▶ _Directions for this task_:
Find all the lines with "maxLen" and gather them.

▶ _Data listing_:

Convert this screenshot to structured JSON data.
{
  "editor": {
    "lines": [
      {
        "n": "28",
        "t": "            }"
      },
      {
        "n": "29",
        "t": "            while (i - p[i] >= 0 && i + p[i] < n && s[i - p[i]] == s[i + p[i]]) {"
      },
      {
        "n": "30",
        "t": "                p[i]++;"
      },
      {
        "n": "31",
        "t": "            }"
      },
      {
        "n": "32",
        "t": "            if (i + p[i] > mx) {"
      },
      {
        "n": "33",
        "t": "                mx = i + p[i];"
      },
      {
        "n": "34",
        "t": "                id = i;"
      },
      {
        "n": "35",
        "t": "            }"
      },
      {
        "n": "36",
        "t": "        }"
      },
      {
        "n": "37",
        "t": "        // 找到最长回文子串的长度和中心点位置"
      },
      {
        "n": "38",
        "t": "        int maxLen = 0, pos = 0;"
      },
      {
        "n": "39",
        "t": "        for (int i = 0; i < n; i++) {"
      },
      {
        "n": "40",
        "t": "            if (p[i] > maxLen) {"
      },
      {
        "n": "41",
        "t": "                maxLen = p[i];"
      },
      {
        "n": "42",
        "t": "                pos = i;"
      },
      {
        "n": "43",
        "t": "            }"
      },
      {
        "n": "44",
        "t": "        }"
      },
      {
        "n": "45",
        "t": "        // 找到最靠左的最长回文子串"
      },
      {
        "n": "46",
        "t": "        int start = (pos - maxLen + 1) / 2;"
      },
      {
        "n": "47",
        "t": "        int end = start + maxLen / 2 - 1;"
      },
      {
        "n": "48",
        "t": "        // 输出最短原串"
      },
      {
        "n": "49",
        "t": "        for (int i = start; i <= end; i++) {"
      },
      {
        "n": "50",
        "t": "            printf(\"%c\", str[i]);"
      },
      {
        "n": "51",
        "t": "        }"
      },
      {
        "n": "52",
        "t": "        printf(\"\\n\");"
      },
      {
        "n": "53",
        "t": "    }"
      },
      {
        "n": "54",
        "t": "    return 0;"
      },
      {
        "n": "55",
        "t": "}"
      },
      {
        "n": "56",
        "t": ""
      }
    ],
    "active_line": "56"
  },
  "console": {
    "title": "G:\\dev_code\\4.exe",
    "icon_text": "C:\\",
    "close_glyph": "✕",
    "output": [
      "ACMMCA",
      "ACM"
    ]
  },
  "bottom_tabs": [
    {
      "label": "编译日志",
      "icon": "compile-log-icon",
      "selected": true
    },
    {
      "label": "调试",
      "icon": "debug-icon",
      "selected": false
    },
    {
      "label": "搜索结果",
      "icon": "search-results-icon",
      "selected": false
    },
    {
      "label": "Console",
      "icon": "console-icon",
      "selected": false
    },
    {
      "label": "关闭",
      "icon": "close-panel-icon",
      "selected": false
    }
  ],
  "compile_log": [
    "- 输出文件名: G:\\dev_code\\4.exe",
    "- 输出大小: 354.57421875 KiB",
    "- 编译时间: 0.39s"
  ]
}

▶ _Task response_:
        "t": "        int maxLen = 0, pos = 0;"
        "t": "            if (p[i] > maxLen) {"
        "t": "                maxLen = p[i];"
        "t": "        int start = (pos - maxLen + 1) / 2;"
        "t": "        int end = start + maxLen / 2 - 1;"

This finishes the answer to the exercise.